TEXTO PROPORCIONADO:
----------

Ya la ventana, de por sí, era digna de llamar la atención por su carácter; pero lo que más poderosamente contribuyó a que me fijase en ella fue el notar que, cuando volví la cabeza para mirarla, las cortinillas se habían levantado un momento para volver a caer, ocultando a mis ojos la persona que sin duda me miraba en aquel instante…” 


Isabel contaba en aquel instante la historia de la Peña del Rey Moro, en la cual aún vaga las noches de luna llena, el atormentado espíritu de  Abu-Walid, que fracasó en su intento de conquistar Toledo, y así vaga y paga por el valle lamentándose por la muerte de su amada durante aquellas vicisitudes.
Al sentir de nuevo la fría brisa en mi nuca, me volví despacio antes de que esta se tornara gélida de nuevo, en un vano intento de sorprender a quien en ese momento intentaba sorprenderme a mí. Unos grandes y oscuros ojos me miraban fijamente, para mirarlos yo a ellos, tuve que bajar ligeramente mi mirada; vestido de terciopelo y calzando fines escarpines, se despidió de mi, sable en alto y cabeza baja, el pequeño personaje que buscaba lo que era suyo en el Museo del Ejército.
−Ha llegado el momento, la niebla que me trajo, de nuevo me espera,  para mí no hay peñas ni amadas que me retengan, tengo lo que buscaba y a mi casa he de regresar, aunque mi casa haga tiempo, que ni es casa ni es tumba siquiera.

----------

(Entradas del conjunto de datos)
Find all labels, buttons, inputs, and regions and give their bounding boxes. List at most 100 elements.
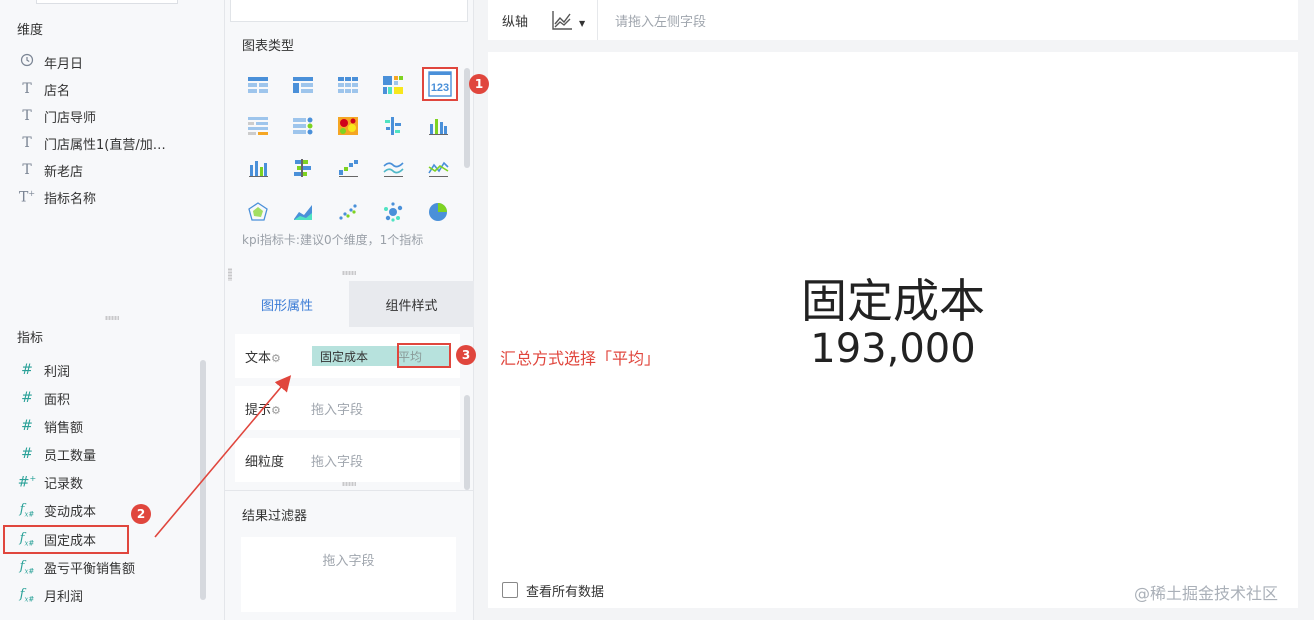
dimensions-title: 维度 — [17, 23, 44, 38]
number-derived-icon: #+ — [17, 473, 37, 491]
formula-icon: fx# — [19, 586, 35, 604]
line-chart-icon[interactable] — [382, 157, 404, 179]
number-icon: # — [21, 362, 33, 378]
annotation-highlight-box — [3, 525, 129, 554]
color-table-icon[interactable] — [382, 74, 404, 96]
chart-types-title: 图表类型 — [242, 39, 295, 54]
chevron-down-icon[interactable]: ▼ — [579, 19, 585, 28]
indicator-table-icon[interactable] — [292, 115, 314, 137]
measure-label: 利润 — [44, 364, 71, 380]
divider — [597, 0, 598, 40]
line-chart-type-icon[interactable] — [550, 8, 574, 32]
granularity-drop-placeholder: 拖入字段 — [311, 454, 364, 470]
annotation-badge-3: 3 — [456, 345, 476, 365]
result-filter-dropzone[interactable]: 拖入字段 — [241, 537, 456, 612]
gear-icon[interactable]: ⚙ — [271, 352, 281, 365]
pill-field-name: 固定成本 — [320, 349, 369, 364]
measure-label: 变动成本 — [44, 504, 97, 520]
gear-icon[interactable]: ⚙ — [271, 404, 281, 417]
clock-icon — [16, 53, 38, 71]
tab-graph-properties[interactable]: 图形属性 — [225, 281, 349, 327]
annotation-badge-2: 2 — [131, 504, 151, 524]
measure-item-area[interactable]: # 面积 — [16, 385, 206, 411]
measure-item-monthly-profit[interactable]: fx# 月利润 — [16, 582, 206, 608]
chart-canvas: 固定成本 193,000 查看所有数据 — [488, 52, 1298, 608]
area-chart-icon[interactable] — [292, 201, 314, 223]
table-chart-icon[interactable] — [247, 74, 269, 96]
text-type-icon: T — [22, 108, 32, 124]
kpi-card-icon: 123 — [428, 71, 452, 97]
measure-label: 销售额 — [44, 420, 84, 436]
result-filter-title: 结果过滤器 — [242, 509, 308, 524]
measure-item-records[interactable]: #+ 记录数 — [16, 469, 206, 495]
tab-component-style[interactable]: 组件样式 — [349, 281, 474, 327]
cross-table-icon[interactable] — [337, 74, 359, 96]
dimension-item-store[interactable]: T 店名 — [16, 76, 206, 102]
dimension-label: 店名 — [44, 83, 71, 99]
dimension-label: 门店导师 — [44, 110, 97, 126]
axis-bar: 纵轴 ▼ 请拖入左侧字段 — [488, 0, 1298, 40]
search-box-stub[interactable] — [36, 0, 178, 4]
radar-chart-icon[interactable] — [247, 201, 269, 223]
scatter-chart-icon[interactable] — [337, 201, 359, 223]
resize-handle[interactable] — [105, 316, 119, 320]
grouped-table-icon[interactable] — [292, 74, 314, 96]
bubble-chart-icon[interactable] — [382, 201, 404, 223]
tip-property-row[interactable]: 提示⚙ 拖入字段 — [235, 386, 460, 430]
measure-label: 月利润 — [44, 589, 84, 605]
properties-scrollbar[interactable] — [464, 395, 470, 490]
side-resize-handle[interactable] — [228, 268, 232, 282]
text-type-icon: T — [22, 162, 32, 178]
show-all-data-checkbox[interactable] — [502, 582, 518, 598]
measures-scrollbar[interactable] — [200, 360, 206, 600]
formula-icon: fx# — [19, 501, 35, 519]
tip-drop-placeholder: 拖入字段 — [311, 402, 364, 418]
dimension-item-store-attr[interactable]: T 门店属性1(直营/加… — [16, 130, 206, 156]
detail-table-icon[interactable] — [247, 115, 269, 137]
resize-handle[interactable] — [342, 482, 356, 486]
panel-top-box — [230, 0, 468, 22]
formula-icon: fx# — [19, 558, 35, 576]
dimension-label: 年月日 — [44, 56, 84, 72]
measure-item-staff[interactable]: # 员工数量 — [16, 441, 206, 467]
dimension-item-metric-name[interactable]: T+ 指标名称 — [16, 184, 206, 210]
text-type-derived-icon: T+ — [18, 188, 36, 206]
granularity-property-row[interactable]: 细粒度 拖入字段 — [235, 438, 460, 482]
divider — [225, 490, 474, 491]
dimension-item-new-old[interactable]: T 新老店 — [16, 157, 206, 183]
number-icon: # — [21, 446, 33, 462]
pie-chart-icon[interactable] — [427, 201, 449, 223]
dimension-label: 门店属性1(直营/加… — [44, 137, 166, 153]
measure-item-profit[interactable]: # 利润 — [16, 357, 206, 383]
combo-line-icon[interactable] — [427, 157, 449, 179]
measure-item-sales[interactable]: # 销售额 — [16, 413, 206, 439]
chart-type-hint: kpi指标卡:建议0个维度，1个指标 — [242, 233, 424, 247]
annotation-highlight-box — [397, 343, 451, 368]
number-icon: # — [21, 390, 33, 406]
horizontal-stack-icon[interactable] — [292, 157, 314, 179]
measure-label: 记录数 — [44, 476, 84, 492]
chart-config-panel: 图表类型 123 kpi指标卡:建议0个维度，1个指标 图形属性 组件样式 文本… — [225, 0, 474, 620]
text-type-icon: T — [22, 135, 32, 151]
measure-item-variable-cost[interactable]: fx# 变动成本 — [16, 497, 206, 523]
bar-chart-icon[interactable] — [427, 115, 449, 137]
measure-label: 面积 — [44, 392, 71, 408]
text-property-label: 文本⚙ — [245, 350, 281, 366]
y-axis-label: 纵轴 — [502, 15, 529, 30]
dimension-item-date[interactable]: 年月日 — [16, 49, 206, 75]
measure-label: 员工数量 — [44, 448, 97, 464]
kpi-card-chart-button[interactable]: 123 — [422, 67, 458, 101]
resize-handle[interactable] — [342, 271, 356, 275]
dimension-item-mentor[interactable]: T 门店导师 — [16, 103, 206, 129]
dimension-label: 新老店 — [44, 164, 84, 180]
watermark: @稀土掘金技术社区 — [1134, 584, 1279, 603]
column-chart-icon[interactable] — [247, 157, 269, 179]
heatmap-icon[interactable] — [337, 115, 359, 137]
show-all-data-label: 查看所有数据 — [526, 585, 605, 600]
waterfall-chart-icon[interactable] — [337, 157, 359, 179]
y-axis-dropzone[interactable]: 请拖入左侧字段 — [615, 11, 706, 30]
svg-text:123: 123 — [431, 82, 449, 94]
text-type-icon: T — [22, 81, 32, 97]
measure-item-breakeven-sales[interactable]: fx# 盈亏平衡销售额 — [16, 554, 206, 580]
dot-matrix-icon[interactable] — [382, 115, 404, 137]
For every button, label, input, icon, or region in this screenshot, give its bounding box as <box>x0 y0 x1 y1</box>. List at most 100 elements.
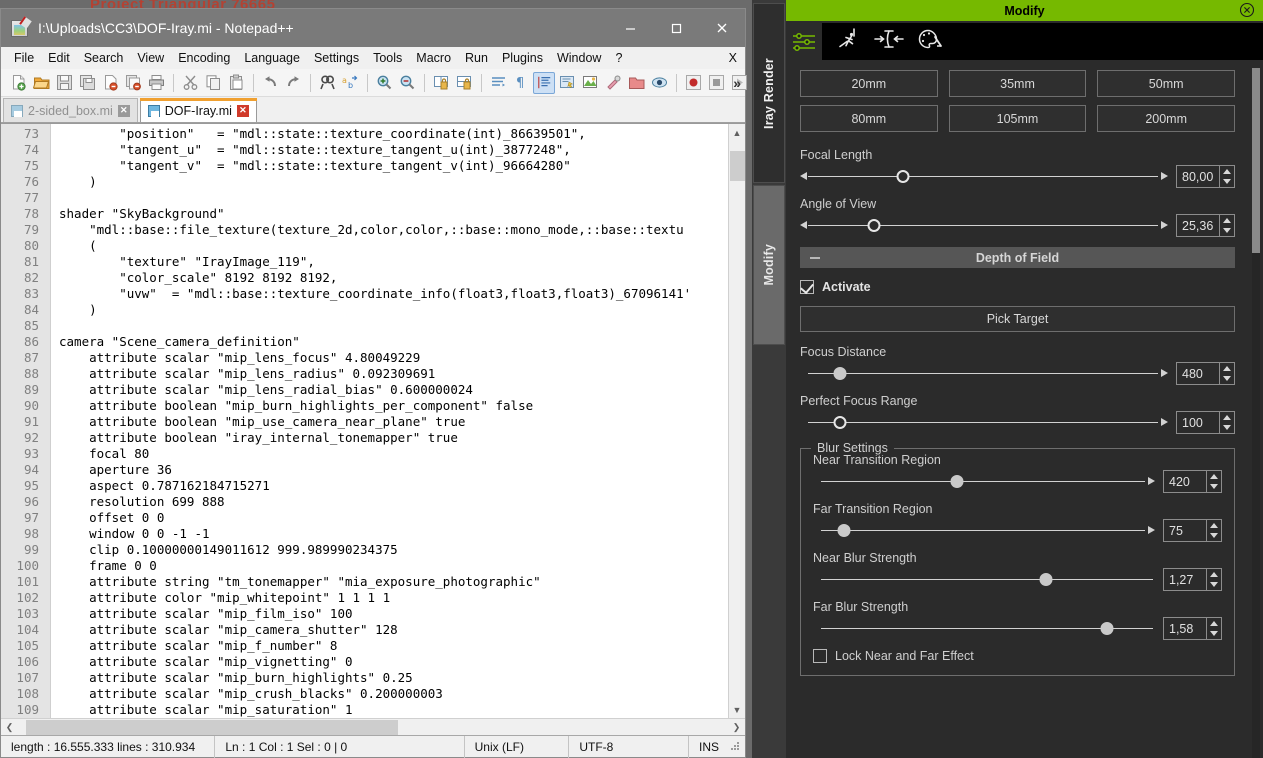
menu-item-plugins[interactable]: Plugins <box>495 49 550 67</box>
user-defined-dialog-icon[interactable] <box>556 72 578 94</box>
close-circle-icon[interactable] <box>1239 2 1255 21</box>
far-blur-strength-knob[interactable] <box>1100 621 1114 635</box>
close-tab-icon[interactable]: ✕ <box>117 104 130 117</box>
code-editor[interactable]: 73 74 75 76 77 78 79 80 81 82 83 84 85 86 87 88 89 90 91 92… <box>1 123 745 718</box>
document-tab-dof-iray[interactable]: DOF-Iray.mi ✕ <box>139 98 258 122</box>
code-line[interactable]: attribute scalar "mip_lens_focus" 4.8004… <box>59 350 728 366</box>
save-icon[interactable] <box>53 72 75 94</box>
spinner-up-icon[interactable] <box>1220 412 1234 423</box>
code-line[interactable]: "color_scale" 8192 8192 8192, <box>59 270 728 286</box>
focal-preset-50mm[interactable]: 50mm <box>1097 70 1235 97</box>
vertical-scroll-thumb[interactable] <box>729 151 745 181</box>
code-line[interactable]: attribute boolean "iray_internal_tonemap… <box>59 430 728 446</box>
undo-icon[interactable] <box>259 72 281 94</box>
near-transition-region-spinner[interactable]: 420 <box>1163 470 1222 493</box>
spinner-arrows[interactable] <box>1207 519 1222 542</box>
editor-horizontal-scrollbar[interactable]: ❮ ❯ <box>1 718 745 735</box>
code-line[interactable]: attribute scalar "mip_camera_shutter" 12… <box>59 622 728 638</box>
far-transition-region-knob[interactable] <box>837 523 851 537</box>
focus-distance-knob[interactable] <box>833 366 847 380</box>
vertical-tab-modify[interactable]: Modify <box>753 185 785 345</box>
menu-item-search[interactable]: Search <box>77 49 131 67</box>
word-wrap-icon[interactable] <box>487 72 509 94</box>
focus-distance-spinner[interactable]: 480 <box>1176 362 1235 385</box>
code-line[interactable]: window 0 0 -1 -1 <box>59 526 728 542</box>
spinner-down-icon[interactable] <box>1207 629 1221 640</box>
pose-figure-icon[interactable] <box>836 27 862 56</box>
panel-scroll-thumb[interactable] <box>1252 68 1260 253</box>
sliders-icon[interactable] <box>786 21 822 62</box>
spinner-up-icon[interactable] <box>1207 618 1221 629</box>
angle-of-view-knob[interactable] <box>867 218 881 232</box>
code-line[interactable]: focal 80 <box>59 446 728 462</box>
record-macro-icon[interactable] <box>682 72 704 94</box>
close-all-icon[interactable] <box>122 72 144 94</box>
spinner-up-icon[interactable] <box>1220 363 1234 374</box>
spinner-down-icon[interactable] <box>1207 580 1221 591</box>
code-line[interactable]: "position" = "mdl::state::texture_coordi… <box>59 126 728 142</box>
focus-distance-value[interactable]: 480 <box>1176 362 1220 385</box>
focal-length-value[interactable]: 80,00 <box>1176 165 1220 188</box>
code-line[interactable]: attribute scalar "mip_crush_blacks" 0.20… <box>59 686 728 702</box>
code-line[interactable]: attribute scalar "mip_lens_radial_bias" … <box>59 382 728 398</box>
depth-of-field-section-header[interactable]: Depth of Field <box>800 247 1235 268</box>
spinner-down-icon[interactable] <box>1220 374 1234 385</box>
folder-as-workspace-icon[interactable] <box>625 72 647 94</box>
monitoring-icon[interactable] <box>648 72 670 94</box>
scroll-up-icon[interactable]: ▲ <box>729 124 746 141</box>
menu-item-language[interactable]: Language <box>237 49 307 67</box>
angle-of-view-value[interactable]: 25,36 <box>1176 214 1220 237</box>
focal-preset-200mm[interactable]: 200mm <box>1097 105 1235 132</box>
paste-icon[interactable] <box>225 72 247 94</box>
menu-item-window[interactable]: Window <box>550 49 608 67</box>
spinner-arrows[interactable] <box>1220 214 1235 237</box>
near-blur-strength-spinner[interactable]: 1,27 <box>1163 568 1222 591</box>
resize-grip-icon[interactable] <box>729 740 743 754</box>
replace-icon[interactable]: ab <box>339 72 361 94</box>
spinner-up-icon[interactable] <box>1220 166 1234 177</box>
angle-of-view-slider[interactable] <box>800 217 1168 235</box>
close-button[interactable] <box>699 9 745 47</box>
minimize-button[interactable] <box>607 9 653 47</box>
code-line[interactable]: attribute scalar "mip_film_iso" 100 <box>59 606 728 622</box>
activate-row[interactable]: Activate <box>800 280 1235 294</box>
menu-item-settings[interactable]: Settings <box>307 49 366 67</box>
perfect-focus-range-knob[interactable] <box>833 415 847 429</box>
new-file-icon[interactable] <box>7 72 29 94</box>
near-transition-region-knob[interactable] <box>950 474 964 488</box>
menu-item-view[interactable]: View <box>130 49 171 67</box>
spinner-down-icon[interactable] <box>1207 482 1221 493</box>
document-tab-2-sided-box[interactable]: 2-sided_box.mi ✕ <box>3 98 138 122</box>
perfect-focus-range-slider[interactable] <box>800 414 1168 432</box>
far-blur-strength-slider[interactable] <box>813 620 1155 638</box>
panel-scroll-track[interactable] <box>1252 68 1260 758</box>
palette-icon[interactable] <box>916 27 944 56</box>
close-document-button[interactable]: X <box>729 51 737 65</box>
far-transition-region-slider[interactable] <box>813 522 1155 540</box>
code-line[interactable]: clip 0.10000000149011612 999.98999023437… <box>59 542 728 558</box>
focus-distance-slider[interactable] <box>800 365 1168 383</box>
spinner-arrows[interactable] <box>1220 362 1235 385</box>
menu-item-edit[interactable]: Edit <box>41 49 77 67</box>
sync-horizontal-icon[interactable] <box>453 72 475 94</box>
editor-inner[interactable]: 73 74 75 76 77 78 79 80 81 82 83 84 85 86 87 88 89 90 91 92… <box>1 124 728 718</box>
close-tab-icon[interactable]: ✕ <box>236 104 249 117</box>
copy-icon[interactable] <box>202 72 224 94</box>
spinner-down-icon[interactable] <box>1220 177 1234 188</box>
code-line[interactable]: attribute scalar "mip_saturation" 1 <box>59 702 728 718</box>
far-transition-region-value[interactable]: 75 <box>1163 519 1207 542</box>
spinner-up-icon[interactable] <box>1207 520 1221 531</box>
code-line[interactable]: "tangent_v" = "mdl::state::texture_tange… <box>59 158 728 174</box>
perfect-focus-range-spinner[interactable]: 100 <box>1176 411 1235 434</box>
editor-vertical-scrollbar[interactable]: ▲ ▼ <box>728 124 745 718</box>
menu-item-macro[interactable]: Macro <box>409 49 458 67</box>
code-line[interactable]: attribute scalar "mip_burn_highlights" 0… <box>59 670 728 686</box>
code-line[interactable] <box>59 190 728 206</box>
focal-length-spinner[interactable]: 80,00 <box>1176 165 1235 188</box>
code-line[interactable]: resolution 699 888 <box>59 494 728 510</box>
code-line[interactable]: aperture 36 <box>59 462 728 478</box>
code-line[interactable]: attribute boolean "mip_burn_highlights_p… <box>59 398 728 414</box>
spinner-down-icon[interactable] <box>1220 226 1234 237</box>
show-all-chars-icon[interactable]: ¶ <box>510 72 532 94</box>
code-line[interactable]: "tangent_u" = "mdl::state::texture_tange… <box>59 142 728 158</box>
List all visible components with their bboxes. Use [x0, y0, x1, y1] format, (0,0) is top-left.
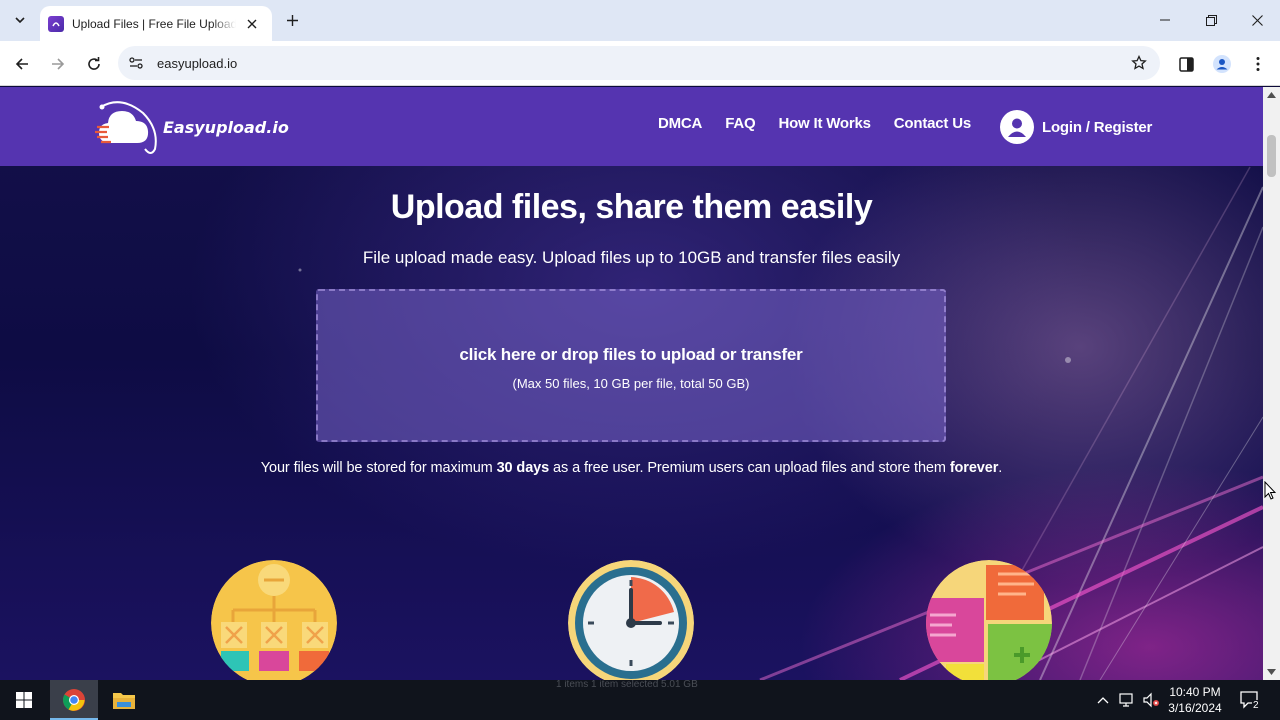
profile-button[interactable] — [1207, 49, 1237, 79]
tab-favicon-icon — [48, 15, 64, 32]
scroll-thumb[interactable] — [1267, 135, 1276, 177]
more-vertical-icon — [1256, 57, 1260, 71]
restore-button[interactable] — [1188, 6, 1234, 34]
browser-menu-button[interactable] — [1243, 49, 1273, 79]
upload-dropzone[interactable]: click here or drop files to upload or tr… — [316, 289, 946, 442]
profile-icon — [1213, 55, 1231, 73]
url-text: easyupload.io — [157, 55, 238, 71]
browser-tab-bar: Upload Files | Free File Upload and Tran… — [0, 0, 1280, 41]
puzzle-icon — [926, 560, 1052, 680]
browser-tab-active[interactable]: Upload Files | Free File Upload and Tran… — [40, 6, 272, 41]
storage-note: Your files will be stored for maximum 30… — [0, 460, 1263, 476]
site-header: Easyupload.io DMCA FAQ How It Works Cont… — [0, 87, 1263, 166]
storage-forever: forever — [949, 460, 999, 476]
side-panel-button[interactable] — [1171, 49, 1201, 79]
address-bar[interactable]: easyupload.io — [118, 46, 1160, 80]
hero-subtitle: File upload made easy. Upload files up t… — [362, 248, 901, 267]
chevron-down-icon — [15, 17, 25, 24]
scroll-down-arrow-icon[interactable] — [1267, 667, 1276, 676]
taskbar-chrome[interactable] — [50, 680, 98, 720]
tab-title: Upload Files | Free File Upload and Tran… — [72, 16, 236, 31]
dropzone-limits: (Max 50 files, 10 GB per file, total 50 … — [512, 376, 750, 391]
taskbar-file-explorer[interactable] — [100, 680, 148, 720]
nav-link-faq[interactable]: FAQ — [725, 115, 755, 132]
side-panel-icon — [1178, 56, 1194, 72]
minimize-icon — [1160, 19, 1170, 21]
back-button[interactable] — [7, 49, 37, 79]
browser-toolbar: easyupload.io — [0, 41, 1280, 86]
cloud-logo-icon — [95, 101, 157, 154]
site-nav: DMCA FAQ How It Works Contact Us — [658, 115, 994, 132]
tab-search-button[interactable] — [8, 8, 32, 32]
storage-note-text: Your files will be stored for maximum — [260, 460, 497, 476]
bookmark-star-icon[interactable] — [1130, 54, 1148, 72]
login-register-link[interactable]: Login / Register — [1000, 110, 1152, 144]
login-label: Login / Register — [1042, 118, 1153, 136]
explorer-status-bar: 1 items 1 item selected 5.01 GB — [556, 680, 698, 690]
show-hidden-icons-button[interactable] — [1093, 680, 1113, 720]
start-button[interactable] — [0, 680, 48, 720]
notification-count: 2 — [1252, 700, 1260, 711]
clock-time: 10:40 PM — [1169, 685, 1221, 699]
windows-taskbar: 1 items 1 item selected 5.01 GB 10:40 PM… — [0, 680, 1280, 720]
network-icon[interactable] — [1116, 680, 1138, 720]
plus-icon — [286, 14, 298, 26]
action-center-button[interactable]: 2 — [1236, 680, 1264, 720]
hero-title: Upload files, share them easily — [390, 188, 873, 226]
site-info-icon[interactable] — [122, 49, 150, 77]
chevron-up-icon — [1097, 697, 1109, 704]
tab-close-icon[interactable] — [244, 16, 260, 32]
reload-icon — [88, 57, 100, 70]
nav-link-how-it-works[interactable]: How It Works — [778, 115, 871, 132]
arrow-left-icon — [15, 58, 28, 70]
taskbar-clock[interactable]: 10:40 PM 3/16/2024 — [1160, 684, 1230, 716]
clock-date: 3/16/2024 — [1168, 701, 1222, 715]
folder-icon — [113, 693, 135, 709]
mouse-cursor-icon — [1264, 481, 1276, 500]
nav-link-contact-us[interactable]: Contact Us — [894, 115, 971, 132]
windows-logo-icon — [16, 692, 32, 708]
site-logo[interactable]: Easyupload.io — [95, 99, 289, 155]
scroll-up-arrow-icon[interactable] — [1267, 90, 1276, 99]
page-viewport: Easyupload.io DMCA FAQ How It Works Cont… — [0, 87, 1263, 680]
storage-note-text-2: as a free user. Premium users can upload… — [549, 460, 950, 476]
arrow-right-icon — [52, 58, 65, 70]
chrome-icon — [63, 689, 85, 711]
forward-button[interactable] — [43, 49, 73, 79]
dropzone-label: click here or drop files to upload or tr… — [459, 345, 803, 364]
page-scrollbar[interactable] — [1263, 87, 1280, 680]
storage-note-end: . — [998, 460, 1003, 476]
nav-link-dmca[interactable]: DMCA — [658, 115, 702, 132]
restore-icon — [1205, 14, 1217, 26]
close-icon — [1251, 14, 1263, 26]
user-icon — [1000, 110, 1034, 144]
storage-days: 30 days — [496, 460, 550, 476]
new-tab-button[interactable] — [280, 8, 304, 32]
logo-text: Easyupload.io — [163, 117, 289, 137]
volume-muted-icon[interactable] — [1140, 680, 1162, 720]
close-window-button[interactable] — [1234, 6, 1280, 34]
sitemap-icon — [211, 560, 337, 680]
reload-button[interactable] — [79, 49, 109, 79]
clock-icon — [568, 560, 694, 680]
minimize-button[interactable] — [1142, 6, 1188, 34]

----------

CONSIGNAS DEL EJERCICIO:
(1) Enumera todos los nombres propios de lugares que aparecen en el relato.
(2) Transcribe del relato el tramo comprendido entre «Isabel contaba en» y «Museo del Ejército.».

RESPUESTAS:
(1) Peña del Rey Moro, Toledo, Museo del Ejército

(2)
Isabel contaba en aquel instante la historia de la Peña del Rey Moro, en la cual aún vaga las noches de luna llena, el atormentado espíritu de  Abu-Walid, que fracasó en su intento de conquistar Toledo, y así vaga y paga por el valle lamentándose por la muerte de su amada durante aquellas vicisitudes.
Al sentir de nuevo la fría brisa en mi nuca, me volví despacio antes de que esta se tornara gélida de nuevo, en un vano intento de sorprender a quien en ese momento intentaba sorprenderme a mí. Unos grandes y oscuros ojos me miraban fijamente, para mirarlos yo a ellos, tuve que bajar ligeramente mi mirada; vestido de terciopelo y calzando fines escarpines, se despidió de mi, sable en alto y cabeza baja, el pequeño personaje que buscaba lo que era suyo en el Museo del Ejército.